● **Task instructions**:
The entries below are to be printed again word for word.

══ Information given

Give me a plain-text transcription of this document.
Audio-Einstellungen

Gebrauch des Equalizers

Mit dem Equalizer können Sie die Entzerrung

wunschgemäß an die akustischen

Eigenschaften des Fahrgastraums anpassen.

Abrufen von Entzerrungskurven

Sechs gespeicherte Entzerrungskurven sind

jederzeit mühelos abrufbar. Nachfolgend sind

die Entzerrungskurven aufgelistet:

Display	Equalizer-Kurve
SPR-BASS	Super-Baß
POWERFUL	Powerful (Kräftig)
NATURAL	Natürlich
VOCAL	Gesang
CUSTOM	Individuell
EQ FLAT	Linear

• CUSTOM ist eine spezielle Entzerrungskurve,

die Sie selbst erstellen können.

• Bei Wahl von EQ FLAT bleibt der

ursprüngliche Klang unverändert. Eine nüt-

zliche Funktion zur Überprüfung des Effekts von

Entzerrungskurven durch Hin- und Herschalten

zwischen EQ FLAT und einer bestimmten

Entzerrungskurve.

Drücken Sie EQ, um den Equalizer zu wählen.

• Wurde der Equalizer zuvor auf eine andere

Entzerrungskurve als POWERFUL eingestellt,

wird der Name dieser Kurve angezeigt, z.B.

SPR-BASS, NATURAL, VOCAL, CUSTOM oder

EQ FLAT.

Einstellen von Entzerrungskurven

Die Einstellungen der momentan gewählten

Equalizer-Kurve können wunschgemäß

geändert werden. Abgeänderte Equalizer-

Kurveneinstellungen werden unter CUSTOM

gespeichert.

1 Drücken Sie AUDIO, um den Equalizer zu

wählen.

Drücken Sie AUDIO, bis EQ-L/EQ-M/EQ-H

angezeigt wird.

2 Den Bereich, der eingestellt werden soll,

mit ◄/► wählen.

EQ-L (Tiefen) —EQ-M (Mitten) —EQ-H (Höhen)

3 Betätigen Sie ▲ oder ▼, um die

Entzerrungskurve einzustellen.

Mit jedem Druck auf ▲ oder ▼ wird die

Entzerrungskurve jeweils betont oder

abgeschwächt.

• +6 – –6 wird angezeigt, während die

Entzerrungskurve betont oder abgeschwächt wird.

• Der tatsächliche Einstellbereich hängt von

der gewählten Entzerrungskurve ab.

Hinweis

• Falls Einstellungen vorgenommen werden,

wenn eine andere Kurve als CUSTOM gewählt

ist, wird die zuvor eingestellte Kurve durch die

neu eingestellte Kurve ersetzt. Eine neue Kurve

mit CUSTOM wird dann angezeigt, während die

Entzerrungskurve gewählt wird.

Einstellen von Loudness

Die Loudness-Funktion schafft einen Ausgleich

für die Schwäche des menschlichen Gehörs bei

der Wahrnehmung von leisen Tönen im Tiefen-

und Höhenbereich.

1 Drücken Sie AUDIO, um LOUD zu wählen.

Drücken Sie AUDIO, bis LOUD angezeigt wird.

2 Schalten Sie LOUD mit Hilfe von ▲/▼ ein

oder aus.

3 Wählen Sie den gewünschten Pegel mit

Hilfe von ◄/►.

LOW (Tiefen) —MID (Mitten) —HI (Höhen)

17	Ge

════

● **Solution to this problem**:
Give me a plain-text transcription of this document.
Audio-Einstellungen

Gebrauch des Equalizers

Mit dem Equalizer können Sie die Entzerrung

wunschgemäß an die akustischen

Eigenschaften des Fahrgastraums anpassen.

Abrufen von Entzerrungskurven

Sechs gespeicherte Entzerrungskurven sind

jederzeit mühelos abrufbar. Nachfolgend sind

die Entzerrungskurven aufgelistet:

Display	Equalizer-Kurve
SPR-BASS	Super-Baß
POWERFUL	Powerful (Kräftig)
NATURAL	Natürlich
VOCAL	Gesang
CUSTOM	Individuell
EQ FLAT	Linear

• CUSTOM ist eine spezielle Entzerrungskurve,

die Sie selbst erstellen können.

• Bei Wahl von EQ FLAT bleibt der

ursprüngliche Klang unverändert. Eine nüt-

zliche Funktion zur Überprüfung des Effekts von

Entzerrungskurven durch Hin- und Herschalten

zwischen EQ FLAT und einer bestimmten

Entzerrungskurve.

Drücken Sie EQ, um den Equalizer zu wählen.

• Wurde der Equalizer zuvor auf eine andere

Entzerrungskurve als POWERFUL eingestellt,

wird der Name dieser Kurve angezeigt, z.B.

SPR-BASS, NATURAL, VOCAL, CUSTOM oder

EQ FLAT.

Einstellen von Entzerrungskurven

Die Einstellungen der momentan gewählten

Equalizer-Kurve können wunschgemäß

geändert werden. Abgeänderte Equalizer-

Kurveneinstellungen werden unter CUSTOM

gespeichert.

1 Drücken Sie AUDIO, um den Equalizer zu

wählen.

Drücken Sie AUDIO, bis EQ-L/EQ-M/EQ-H

angezeigt wird.

2 Den Bereich, der eingestellt werden soll,

mit ◄/► wählen.

EQ-L (Tiefen) —EQ-M (Mitten) —EQ-H (Höhen)

3 Betätigen Sie ▲ oder ▼, um die

Entzerrungskurve einzustellen.

Mit jedem Druck auf ▲ oder ▼ wird die

Entzerrungskurve jeweils betont oder

abgeschwächt.

• +6 – –6 wird angezeigt, während die

Entzerrungskurve betont oder abgeschwächt wird.

• Der tatsächliche Einstellbereich hängt von

der gewählten Entzerrungskurve ab.

Hinweis

• Falls Einstellungen vorgenommen werden,

wenn eine andere Kurve als CUSTOM gewählt

ist, wird die zuvor eingestellte Kurve durch die

neu eingestellte Kurve ersetzt. Eine neue Kurve

mit CUSTOM wird dann angezeigt, während die

Entzerrungskurve gewählt wird.

Einstellen von Loudness

Die Loudness-Funktion schafft einen Ausgleich

für die Schwäche des menschlichen Gehörs bei

der Wahrnehmung von leisen Tönen im Tiefen-

und Höhenbereich.

1 Drücken Sie AUDIO, um LOUD zu wählen.

Drücken Sie AUDIO, bis LOUD angezeigt wird.

2 Schalten Sie LOUD mit Hilfe von ▲/▼ ein

oder aus.

3 Wählen Sie den gewünschten Pegel mit

Hilfe von ◄/►.

LOW (Tiefen) —MID (Mitten) —HI (Höhen)

17	Ge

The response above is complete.